[EXERCISE OBJECTIVE] Search the listing for the string "Standards" and copy every line that contains it.
────
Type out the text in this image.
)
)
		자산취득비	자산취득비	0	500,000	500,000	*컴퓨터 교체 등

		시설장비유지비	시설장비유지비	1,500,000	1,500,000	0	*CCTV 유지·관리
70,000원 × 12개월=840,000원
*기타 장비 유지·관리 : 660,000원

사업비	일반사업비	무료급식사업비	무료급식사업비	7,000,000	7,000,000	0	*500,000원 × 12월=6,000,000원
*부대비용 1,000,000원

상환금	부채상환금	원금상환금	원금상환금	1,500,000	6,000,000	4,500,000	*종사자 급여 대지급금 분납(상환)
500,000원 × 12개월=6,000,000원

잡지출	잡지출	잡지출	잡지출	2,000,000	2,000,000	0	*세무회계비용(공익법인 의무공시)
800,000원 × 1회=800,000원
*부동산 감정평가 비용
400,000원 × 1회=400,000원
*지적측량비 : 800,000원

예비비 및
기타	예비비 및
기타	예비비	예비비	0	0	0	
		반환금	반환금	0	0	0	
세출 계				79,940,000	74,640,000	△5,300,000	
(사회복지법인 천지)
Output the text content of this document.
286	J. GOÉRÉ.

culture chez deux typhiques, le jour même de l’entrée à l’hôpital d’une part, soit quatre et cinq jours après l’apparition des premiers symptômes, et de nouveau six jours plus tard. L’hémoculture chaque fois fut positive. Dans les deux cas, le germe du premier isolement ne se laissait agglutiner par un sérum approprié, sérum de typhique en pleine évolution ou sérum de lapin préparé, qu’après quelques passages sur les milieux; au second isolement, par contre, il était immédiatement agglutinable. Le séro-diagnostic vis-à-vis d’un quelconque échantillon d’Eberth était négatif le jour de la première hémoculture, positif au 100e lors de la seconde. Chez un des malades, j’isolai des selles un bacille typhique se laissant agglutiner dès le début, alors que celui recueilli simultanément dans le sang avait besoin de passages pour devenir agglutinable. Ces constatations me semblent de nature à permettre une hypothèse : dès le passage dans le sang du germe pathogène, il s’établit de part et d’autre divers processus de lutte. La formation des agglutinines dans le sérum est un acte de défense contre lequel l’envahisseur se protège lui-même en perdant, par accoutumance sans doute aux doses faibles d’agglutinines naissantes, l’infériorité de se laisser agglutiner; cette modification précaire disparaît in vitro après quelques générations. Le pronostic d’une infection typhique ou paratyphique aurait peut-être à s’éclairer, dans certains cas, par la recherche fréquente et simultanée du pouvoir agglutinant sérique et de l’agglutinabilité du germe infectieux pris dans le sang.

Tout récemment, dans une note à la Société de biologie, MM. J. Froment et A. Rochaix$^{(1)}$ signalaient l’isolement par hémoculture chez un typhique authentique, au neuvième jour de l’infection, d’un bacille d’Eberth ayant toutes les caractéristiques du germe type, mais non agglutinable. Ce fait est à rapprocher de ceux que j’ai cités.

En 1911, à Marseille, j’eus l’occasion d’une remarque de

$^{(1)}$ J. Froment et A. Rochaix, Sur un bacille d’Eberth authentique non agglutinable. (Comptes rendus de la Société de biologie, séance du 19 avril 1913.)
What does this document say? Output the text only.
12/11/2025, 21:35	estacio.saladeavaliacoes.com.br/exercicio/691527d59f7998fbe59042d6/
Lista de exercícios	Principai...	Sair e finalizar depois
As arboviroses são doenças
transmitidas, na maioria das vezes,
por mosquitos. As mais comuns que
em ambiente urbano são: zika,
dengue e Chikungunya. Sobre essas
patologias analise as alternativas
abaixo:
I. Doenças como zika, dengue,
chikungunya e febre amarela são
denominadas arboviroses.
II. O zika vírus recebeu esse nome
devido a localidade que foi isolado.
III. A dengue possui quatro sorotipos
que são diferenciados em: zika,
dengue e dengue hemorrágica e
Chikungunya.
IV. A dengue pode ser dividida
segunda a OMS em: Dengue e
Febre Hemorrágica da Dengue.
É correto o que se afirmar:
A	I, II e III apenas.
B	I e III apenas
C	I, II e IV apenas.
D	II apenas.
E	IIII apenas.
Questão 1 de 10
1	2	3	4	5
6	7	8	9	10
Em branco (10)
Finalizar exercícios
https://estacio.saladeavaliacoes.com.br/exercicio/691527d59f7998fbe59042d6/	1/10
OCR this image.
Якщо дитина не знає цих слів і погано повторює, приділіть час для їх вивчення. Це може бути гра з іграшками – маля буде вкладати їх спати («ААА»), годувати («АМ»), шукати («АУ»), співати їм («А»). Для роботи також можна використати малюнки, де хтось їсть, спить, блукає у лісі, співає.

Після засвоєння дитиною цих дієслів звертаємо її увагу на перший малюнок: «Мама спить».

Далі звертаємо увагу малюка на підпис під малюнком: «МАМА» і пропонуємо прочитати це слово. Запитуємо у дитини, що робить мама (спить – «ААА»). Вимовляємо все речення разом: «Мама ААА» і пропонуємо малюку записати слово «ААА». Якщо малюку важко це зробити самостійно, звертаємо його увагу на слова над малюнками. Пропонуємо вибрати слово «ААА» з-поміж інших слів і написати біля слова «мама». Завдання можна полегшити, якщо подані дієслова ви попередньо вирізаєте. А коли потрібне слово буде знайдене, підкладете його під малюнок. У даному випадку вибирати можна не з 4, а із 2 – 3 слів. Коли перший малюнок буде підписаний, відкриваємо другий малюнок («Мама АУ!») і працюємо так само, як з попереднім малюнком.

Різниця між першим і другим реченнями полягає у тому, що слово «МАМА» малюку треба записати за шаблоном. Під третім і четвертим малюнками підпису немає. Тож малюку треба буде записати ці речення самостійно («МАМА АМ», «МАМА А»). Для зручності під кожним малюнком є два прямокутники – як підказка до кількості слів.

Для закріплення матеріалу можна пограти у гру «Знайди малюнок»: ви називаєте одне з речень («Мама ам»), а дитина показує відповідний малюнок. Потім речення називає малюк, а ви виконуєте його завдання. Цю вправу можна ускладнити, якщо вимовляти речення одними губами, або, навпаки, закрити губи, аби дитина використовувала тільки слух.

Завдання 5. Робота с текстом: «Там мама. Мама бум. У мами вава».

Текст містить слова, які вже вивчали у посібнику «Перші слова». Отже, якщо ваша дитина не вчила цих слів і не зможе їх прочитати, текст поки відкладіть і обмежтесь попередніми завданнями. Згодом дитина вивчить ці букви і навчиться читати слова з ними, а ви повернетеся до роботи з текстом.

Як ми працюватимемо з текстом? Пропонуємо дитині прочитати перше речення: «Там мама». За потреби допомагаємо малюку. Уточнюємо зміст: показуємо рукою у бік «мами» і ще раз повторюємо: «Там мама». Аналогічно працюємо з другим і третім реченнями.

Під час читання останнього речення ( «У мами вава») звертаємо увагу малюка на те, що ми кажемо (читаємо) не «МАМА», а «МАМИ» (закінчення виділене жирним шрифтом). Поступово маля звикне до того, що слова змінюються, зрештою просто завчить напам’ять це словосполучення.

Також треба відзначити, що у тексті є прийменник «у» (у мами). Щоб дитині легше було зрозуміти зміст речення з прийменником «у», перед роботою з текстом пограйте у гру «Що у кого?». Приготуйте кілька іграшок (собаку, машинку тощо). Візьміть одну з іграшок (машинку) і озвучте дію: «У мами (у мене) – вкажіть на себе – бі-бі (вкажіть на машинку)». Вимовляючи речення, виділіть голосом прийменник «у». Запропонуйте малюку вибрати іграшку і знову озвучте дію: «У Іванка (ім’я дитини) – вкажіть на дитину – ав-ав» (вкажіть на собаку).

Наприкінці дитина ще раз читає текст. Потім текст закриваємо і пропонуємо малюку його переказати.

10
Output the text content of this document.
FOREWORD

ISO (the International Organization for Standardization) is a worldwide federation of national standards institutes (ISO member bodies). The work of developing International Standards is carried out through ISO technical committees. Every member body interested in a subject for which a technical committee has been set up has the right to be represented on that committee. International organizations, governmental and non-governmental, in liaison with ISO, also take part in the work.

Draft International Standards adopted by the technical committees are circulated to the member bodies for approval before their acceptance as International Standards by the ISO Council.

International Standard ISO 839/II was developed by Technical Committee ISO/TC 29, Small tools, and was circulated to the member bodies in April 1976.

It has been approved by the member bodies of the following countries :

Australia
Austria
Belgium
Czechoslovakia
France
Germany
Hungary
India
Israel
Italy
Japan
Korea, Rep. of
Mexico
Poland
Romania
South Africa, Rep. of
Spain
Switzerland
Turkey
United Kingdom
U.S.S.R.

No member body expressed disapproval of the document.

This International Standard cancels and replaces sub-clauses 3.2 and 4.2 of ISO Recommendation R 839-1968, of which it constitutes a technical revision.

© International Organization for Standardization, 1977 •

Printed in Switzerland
────
[EXERCISE SOLUTION]
ISO (the International Organization for Standardization) is a worldwide federation of national standards institutes (ISO member bodies). The work of developing International Standards is carried out through ISO technical committees. Every member body interested in a subject for which a technical committee has been set up has the right to be represented on that committee. International organizations, governmental and non-governmental, in liaison with ISO, also take part in the work.
Draft International Standards adopted by the technical committees are circulated to the member bodies for approval before their acceptance as International Standards by the ISO Council.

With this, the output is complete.